╭──

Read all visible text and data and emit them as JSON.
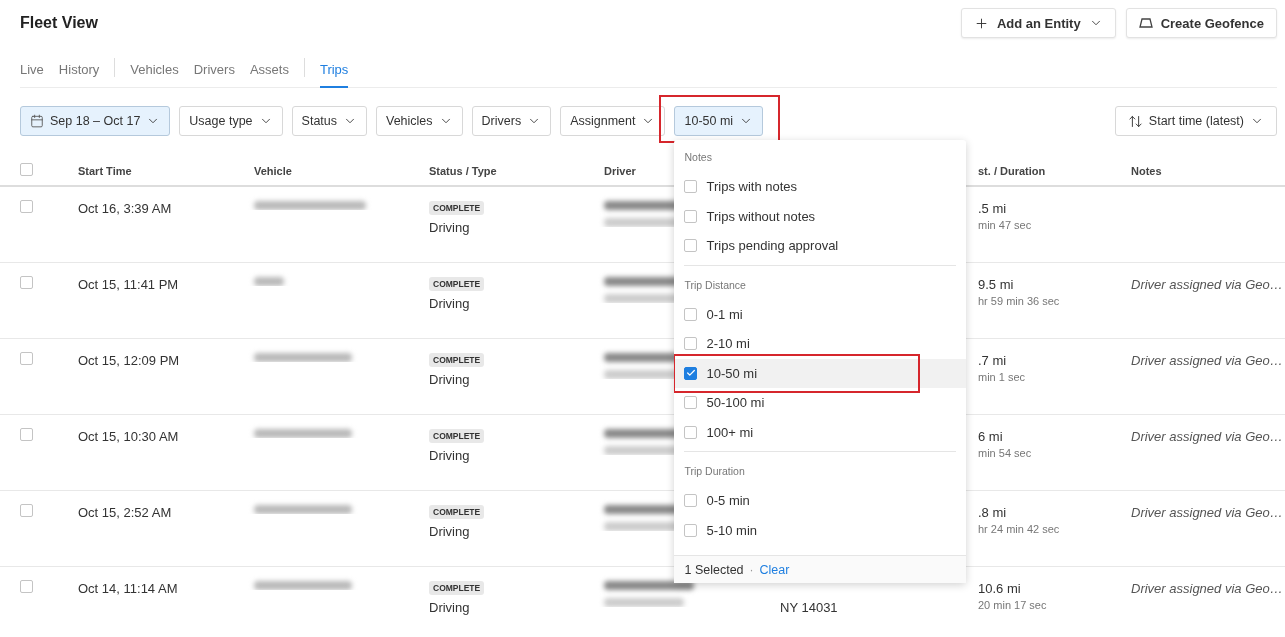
{
  "page": {
    "title": "Fleet View"
  },
  "header_buttons": [
    {
      "label": "Add an Entity",
      "kind": "add",
      "dropdown": true
    },
    {
      "label": "Create Geofence",
      "kind": "geofence",
      "dropdown": false
    }
  ],
  "tab_groups": [
    {
      "tabs": [
        {
          "label": "Live",
          "selected": false
        },
        {
          "label": "History",
          "selected": false
        }
      ]
    },
    {
      "tabs": [
        {
          "label": "Vehicles",
          "selected": false
        },
        {
          "label": "Drivers",
          "selected": false
        },
        {
          "label": "Assets",
          "selected": false
        }
      ]
    },
    {
      "tabs": [
        {
          "label": "Trips",
          "selected": true
        }
      ]
    }
  ],
  "filters": [
    {
      "label": "Sep 18 – Oct 17",
      "kind": "date",
      "active": true,
      "highlighted": false
    },
    {
      "label": "Usage type",
      "kind": "select",
      "active": false,
      "highlighted": false
    },
    {
      "label": "Status",
      "kind": "select",
      "active": false,
      "highlighted": false
    },
    {
      "label": "Vehicles",
      "kind": "select",
      "active": false,
      "highlighted": false
    },
    {
      "label": "Drivers",
      "kind": "select",
      "active": false,
      "highlighted": false
    },
    {
      "label": "Assignment",
      "kind": "select",
      "active": false,
      "highlighted": false
    },
    {
      "label": "10-50 mi",
      "kind": "select",
      "active": true,
      "highlighted": true,
      "open": true
    }
  ],
  "sort": {
    "label": "Start time (latest)"
  },
  "table": {
    "select_all": {
      "checked": false
    },
    "columns": [
      {
        "label": "Start Time"
      },
      {
        "label": "Vehicle"
      },
      {
        "label": "Status / Type"
      },
      {
        "label": "Driver"
      },
      {
        "label": "st. / Duration"
      },
      {
        "label": "Notes"
      }
    ],
    "rows": [
      {
        "checked": false,
        "start_time": "Oct 16, 3:39 AM",
        "status": "COMPLETE",
        "type": "Driving",
        "distance": ".5 mi",
        "duration": "min 47 sec"
      },
      {
        "checked": false,
        "start_time": "Oct 15, 11:41 PM",
        "status": "COMPLETE",
        "type": "Driving",
        "distance": "9.5 mi",
        "duration": "hr 59 min 36 sec",
        "notes": "Driver assigned via Geo…"
      },
      {
        "checked": false,
        "start_time": "Oct 15, 12:09 PM",
        "status": "COMPLETE",
        "type": "Driving",
        "distance": ".7 mi",
        "duration": "min 1 sec",
        "notes": "Driver assigned via Geo…"
      },
      {
        "checked": false,
        "start_time": "Oct 15, 10:30 AM",
        "status": "COMPLETE",
        "type": "Driving",
        "distance": "6 mi",
        "duration": "min 54 sec",
        "notes": "Driver assigned via Geo…"
      },
      {
        "checked": false,
        "start_time": "Oct 15, 2:52 AM",
        "status": "COMPLETE",
        "type": "Driving",
        "distance": ".8 mi",
        "duration": "hr 24 min 42 sec",
        "notes": "Driver assigned via Geo…"
      },
      {
        "checked": false,
        "start_time": "Oct 14, 11:14 AM",
        "status": "COMPLETE",
        "type": "Driving",
        "location": "NY 14031",
        "distance": "10.6 mi",
        "duration": "20 min 17 sec",
        "notes": "Driver assigned via Geo…"
      }
    ]
  },
  "dropdown": {
    "sections": [
      {
        "title": "Notes",
        "options": [
          {
            "label": "Trips with notes",
            "checked": false,
            "highlighted": false
          },
          {
            "label": "Trips without notes",
            "checked": false,
            "highlighted": false
          },
          {
            "label": "Trips pending approval",
            "checked": false,
            "highlighted": false
          }
        ]
      },
      {
        "title": "Trip Distance",
        "options": [
          {
            "label": "0-1 mi",
            "checked": false,
            "highlighted": false
          },
          {
            "label": "2-10 mi",
            "checked": false,
            "highlighted": false
          },
          {
            "label": "10-50 mi",
            "checked": true,
            "highlighted": true
          },
          {
            "label": "50-100 mi",
            "checked": false,
            "highlighted": false
          },
          {
            "label": "100+ mi",
            "checked": false,
            "highlighted": false
          }
        ]
      },
      {
        "title": "Trip Duration",
        "options": [
          {
            "label": "0-5 min",
            "checked": false,
            "highlighted": false
          },
          {
            "label": "5-10 min",
            "checked": false,
            "highlighted": false
          }
        ]
      }
    ],
    "footer": {
      "count": "1 Selected",
      "separator": "·",
      "action": "Clear"
    }
  }
}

╰──

Give an exact copy of the material, leaving out every picture.

- _WRITTEN SOLUTION_:
Read all visible text and data and emit them as JSON.
{
  "page": {
    "title": "Fleet View"
  },
  "header_buttons": [
    {
      "label": "Add an Entity",
      "kind": "add",
      "dropdown": true
    },
    {
      "label": "Create Geofence",
      "kind": "geofence",
      "dropdown": false
    }
  ],
  "tab_groups": [
    {
      "tabs": [
        {
          "label": "Live",
          "selected": false
        },
        {
          "label": "History",
          "selected": false
        }
      ]
    },
    {
      "tabs": [
        {
          "label": "Vehicles",
          "selected": false
        },
        {
          "label": "Drivers",
          "selected": false
        },
        {
          "label": "Assets",
          "selected": false
        }
      ]
    },
    {
      "tabs": [
        {
          "label": "Trips",
          "selected": true
        }
      ]
    }
  ],
  "filters": [
    {
      "label": "Sep 18 – Oct 17",
      "kind": "date",
      "active": true,
      "highlighted": false
    },
    {
      "label": "Usage type",
      "kind": "select",
      "active": false,
      "highlighted": false
    },
    {
      "label": "Status",
      "kind": "select",
      "active": false,
      "highlighted": false
    },
    {
      "label": "Vehicles",
      "kind": "select",
      "active": false,
      "highlighted": false
    },
    {
      "label": "Drivers",
      "kind": "select",
      "active": false,
      "highlighted": false
    },
    {
      "label": "Assignment",
      "kind": "select",
      "active": false,
      "highlighted": false
    },
    {
      "label": "10-50 mi",
      "kind": "select",
      "active": true,
      "highlighted": true,
      "open": true
    }
  ],
  "sort": {
    "label": "Start time (latest)"
  },
  "table": {
    "select_all": {
      "checked": false
    },
    "columns": [
      {
        "label": "Start Time"
      },
      {
        "label": "Vehicle"
      },
      {
        "label": "Status / Type"
      },
      {
        "label": "Driver"
      },
      {
        "label": "st. / Duration"
      },
      {
        "label": "Notes"
      }
    ],
    "rows": [
      {
        "checked": false,
        "start_time": "Oct 16, 3:39 AM",
        "status": "COMPLETE",
        "type": "Driving",
        "distance": ".5 mi",
        "duration": "min 47 sec"
      },
      {
        "checked": false,
        "start_time": "Oct 15, 11:41 PM",
        "status": "COMPLETE",
        "type": "Driving",
        "distance": "9.5 mi",
        "duration": "hr 59 min 36 sec",
        "notes": "Driver assigned via Geo…"
      },
      {
        "checked": false,
        "start_time": "Oct 15, 12:09 PM",
        "status": "COMPLETE",
        "type": "Driving",
        "distance": ".7 mi",
        "duration": "min 1 sec",
        "notes": "Driver assigned via Geo…"
      },
      {
        "checked": false,
        "start_time": "Oct 15, 10:30 AM",
        "status": "COMPLETE",
        "type": "Driving",
        "distance": "6 mi",
        "duration": "min 54 sec",
        "notes": "Driver assigned via Geo…"
      },
      {
        "checked": false,
        "start_time": "Oct 15, 2:52 AM",
        "status": "COMPLETE",
        "type": "Driving",
        "distance": ".8 mi",
        "duration": "hr 24 min 42 sec",
        "notes": "Driver assigned via Geo…"
      },
      {
        "checked": false,
        "start_time": "Oct 14, 11:14 AM",
        "status": "COMPLETE",
        "type": "Driving",
        "location": "NY 14031",
        "distance": "10.6 mi",
        "duration": "20 min 17 sec",
        "notes": "Driver assigned via Geo…"
      }
    ]
  },
  "dropdown": {
    "sections": [
      {
        "title": "Notes",
        "options": [
          {
            "label": "Trips with notes",
            "checked": false,
            "highlighted": false
          },
          {
            "label": "Trips without notes",
            "checked": false,
            "highlighted": false
          },
          {
            "label": "Trips pending approval",
            "checked": false,
            "highlighted": false
          }
        ]
      },
      {
        "title": "Trip Distance",
        "options": [
          {
            "label": "0-1 mi",
            "checked": false,
            "highlighted": false
          },
          {
            "label": "2-10 mi",
            "checked": false,
            "highlighted": false
          },
          {
            "label": "10-50 mi",
            "checked": true,
            "highlighted": true
          },
          {
            "label": "50-100 mi",
            "checked": false,
            "highlighted": false
          },
          {
            "label": "100+ mi",
            "checked": false,
            "highlighted": false
          }
        ]
      },
      {
        "title": "Trip Duration",
        "options": [
          {
            "label": "0-5 min",
            "checked": false,
            "highlighted": false
          },
          {
            "label": "5-10 min",
            "checked": false,
            "highlighted": false
          }
        ]
      }
    ],
    "footer": {
      "count": "1 Selected",
      "separator": "·",
      "action": "Clear"
    }
  }
}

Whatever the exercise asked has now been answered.